Extract every entry word for word.

*INFORMATION SUPPLIED*:
════════════════════

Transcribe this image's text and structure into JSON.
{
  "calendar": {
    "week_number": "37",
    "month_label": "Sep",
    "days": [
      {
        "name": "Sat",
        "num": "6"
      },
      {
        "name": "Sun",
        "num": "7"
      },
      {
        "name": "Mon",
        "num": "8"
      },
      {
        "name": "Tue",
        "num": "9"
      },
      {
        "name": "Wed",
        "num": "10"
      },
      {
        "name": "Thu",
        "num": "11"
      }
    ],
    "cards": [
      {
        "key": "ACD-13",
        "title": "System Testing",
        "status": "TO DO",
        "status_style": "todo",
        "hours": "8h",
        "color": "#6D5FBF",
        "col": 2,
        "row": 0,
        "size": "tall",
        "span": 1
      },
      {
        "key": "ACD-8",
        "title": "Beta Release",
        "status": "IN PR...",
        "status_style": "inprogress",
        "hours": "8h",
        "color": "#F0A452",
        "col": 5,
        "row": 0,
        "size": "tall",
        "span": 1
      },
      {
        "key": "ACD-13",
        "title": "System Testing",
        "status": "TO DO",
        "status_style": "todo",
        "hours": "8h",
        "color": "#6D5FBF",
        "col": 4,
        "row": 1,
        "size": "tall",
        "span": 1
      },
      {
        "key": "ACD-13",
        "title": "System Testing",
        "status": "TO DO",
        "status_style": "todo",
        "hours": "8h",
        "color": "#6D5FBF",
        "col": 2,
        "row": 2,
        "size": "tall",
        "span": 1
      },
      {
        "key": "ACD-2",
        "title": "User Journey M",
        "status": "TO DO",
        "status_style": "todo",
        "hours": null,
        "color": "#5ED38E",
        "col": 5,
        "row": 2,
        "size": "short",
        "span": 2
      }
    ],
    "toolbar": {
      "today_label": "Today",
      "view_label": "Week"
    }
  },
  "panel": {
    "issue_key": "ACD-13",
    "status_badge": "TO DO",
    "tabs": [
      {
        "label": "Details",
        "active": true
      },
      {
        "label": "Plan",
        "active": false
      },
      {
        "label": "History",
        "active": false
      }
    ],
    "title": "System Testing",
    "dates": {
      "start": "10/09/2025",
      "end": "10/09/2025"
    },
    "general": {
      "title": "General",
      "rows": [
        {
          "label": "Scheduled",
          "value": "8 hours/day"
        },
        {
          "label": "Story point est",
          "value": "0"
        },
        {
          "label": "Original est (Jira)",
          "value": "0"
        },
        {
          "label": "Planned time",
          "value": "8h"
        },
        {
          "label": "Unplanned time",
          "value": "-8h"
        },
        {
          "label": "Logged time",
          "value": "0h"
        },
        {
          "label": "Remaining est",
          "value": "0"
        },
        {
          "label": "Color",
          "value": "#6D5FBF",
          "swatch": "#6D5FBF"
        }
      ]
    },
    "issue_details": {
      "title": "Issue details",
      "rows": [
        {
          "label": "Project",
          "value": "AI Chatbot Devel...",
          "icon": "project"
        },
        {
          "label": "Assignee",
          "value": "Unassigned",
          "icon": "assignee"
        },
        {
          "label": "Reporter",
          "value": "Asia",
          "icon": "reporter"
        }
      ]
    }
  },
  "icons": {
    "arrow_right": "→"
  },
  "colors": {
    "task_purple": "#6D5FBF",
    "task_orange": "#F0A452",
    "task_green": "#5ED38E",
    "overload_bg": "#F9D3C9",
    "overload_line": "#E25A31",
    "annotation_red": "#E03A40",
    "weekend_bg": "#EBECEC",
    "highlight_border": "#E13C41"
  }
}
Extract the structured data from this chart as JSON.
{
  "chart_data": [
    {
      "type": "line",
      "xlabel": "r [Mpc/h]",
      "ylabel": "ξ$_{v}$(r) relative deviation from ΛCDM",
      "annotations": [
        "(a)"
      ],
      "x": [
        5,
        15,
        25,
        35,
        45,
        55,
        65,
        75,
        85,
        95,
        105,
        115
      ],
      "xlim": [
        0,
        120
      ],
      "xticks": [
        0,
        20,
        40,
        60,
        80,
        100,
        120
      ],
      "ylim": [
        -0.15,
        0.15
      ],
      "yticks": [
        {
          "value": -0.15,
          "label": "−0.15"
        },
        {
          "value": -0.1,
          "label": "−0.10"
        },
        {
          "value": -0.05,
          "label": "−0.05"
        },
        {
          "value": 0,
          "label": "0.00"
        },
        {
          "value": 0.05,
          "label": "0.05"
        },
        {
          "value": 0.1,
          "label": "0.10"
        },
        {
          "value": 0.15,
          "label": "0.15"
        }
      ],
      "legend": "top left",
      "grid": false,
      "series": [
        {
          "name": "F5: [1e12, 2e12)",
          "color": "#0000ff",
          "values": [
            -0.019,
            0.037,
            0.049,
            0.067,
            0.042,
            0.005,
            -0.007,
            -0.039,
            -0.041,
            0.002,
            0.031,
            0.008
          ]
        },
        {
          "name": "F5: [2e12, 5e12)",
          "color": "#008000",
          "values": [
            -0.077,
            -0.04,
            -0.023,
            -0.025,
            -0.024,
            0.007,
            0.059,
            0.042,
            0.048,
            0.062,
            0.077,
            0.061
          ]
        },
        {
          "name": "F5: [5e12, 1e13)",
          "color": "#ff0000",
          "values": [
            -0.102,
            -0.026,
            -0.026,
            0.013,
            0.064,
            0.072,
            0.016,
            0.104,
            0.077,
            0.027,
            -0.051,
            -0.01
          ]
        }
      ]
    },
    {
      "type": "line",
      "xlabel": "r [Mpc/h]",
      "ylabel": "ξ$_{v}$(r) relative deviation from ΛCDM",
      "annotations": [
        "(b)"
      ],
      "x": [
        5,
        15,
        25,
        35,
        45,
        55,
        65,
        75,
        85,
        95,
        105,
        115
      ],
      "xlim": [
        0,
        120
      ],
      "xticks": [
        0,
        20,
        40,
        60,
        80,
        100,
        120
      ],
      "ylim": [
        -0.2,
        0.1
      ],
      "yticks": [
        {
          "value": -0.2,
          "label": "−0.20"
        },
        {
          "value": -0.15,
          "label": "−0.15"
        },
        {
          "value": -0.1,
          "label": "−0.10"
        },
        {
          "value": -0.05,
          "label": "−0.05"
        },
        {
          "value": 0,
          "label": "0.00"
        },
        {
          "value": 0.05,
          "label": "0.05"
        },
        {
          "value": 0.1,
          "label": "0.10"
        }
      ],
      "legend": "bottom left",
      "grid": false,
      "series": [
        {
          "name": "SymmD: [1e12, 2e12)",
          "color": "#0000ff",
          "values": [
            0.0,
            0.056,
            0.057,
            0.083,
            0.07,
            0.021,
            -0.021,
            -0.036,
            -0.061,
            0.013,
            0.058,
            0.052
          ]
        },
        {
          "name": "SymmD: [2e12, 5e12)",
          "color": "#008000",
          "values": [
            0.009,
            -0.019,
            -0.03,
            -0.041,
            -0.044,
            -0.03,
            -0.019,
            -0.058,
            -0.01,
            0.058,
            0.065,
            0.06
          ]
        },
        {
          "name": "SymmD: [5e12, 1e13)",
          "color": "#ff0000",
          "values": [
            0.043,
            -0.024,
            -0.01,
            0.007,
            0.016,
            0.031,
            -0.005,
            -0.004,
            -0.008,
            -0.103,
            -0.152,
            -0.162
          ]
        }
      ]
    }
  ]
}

════════════════════

*TASK RESPONSE*:
Transcribe this image's text and structure into JSON.
{
  "calendar": {
    "week_number": "37",
    "month_label": "Sep",
    "days": [
      {
        "name": "Sat",
        "num": "6"
      },
      {
        "name": "Sun",
        "num": "7"
      },
      {
        "name": "Mon",
        "num": "8"
      },
      {
        "name": "Tue",
        "num": "9"
      },
      {
        "name": "Wed",
        "num": "10"
      },
      {
        "name": "Thu",
        "num": "11"
      }
    ],
    "cards": [
      {
        "key": "ACD-13",
        "title": "System Testing",
        "status": "TO DO",
        "status_style": "todo",
        "hours": "8h",
        "color": "#6D5FBF",
        "col": 2,
        "row": 0,
        "size": "tall",
        "span": 1
      },
      {
        "key": "ACD-8",
        "title": "Beta Release",
        "status": "IN PR...",
        "status_style": "inprogress",
        "hours": "8h",
        "color": "#F0A452",
        "col": 5,
        "row": 0,
        "size": "tall",
        "span": 1
      },
      {
        "key": "ACD-13",
        "title": "System Testing",
        "status": "TO DO",
        "status_style": "todo",
        "hours": "8h",
        "color": "#6D5FBF",
        "col": 4,
        "row": 1,
        "size": "tall",
        "span": 1
      },
      {
        "key": "ACD-13",
        "title": "System Testing",
        "status": "TO DO",
        "status_style": "todo",
        "hours": "8h",
        "color": "#6D5FBF",
        "col": 2,
        "row": 2,
        "size": "tall",
        "span": 1
      },
      {
        "key": "ACD-2",
        "title": "User Journey M",
        "status": "TO DO",
        "status_style": "todo",
        "hours": null,
        "color": "#5ED38E",
        "col": 5,
        "row": 2,
        "size": "short",
        "span": 2
      }
    ],
    "toolbar": {
      "today_label": "Today",
      "view_label": "Week"
    }
  },
  "panel": {
    "issue_key": "ACD-13",
    "status_badge": "TO DO",
    "tabs": [
      {
        "label": "Details",
        "active": true
      },
      {
        "label": "Plan",
        "active": false
      },
      {
        "label": "History",
        "active": false
      }
    ],
    "title": "System Testing",
    "dates": {
      "start": "10/09/2025",
      "end": "10/09/2025"
    },
    "general": {
      "title": "General",
      "rows": [
        {
          "label": "Scheduled",
          "value": "8 hours/day"
        },
        {
          "label": "Story point est",
          "value": "0"
        },
        {
          "label": "Original est (Jira)",
          "value": "0"
        },
        {
          "label": "Planned time",
          "value": "8h"
        },
        {
          "label": "Unplanned time",
          "value": "-8h"
        },
        {
          "label": "Logged time",
          "value": "0h"
        },
        {
          "label": "Remaining est",
          "value": "0"
        },
        {
          "label": "Color",
          "value": "#6D5FBF",
          "swatch": "#6D5FBF"
        }
      ]
    },
    "issue_details": {
      "title": "Issue details",
      "rows": [
        {
          "label": "Project",
          "value": "AI Chatbot Devel...",
          "icon": "project"
        },
        {
          "label": "Assignee",
          "value": "Unassigned",
          "icon": "assignee"
        },
        {
          "label": "Reporter",
          "value": "Asia",
          "icon": "reporter"
        }
      ]
    }
  },
  "icons": {
    "arrow_right": "→"
  },
  "colors": {
    "task_purple": "#6D5FBF",
    "task_orange": "#F0A452",
    "task_green": "#5ED38E",
    "overload_bg": "#F9D3C9",
    "overload_line": "#E25A31",
    "annotation_red": "#E03A40",
    "weekend_bg": "#EBECEC",
    "highlight_border": "#E13C41"
  }
}
Extract the structured data from this chart as JSON.
{
  "chart_data": [
    {
      "type": "line",
      "xlabel": "r [Mpc/h]",
      "ylabel": "ξ$_{v}$(r) relative deviation from ΛCDM",
      "annotations": [
        "(a)"
      ],
      "x": [
        5,
        15,
        25,
        35,
        45,
        55,
        65,
        75,
        85,
        95,
        105,
        115
      ],
      "xlim": [
        0,
        120
      ],
      "xticks": [
        0,
        20,
        40,
        60,
        80,
        100,
        120
      ],
      "ylim": [
        -0.15,
        0.15
      ],
      "yticks": [
        {
          "value": -0.15,
          "label": "−0.15"
        },
        {
          "value": -0.1,
          "label": "−0.10"
        },
        {
          "value": -0.05,
          "label": "−0.05"
        },
        {
          "value": 0,
          "label": "0.00"
        },
        {
          "value": 0.05,
          "label": "0.05"
        },
        {
          "value": 0.1,
          "label": "0.10"
        },
        {
          "value": 0.15,
          "label": "0.15"
        }
      ],
      "legend": "top left",
      "grid": false,
      "series": [
        {
          "name": "F5: [1e12, 2e12)",
          "color": "#0000ff",
          "values": [
            -0.019,
            0.037,
            0.049,
            0.067,
            0.042,
            0.005,
            -0.007,
            -0.039,
            -0.041,
            0.002,
            0.031,
            0.008
          ]
        },
        {
          "name": "F5: [2e12, 5e12)",
          "color": "#008000",
          "values": [
            -0.077,
            -0.04,
            -0.023,
            -0.025,
            -0.024,
            0.007,
            0.059,
            0.042,
            0.048,
            0.062,
            0.077,
            0.061
          ]
        },
        {
          "name": "F5: [5e12, 1e13)",
          "color": "#ff0000",
          "values": [
            -0.102,
            -0.026,
            -0.026,
            0.013,
            0.064,
            0.072,
            0.016,
            0.104,
            0.077,
            0.027,
            -0.051,
            -0.01
          ]
        }
      ]
    },
    {
      "type": "line",
      "xlabel": "r [Mpc/h]",
      "ylabel": "ξ$_{v}$(r) relative deviation from ΛCDM",
      "annotations": [
        "(b)"
      ],
      "x": [
        5,
        15,
        25,
        35,
        45,
        55,
        65,
        75,
        85,
        95,
        105,
        115
      ],
      "xlim": [
        0,
        120
      ],
      "xticks": [
        0,
        20,
        40,
        60,
        80,
        100,
        120
      ],
      "ylim": [
        -0.2,
        0.1
      ],
      "yticks": [
        {
          "value": -0.2,
          "label": "−0.20"
        },
        {
          "value": -0.15,
          "label": "−0.15"
        },
        {
          "value": -0.1,
          "label": "−0.10"
        },
        {
          "value": -0.05,
          "label": "−0.05"
        },
        {
          "value": 0,
          "label": "0.00"
        },
        {
          "value": 0.05,
          "label": "0.05"
        },
        {
          "value": 0.1,
          "label": "0.10"
        }
      ],
      "legend": "bottom left",
      "grid": false,
      "series": [
        {
          "name": "SymmD: [1e12, 2e12)",
          "color": "#0000ff",
          "values": [
            0.0,
            0.056,
            0.057,
            0.083,
            0.07,
            0.021,
            -0.021,
            -0.036,
            -0.061,
            0.013,
            0.058,
            0.052
          ]
        },
        {
          "name": "SymmD: [2e12, 5e12)",
          "color": "#008000",
          "values": [
            0.009,
            -0.019,
            -0.03,
            -0.041,
            -0.044,
            -0.03,
            -0.019,
            -0.058,
            -0.01,
            0.058,
            0.065,
            0.06
          ]
        },
        {
          "name": "SymmD: [5e12, 1e13)",
          "color": "#ff0000",
          "values": [
            0.043,
            -0.024,
            -0.01,
            0.007,
            0.016,
            0.031,
            -0.005,
            -0.004,
            -0.008,
            -0.103,
            -0.152,
            -0.162
          ]
        }
      ]
    }
  ]
}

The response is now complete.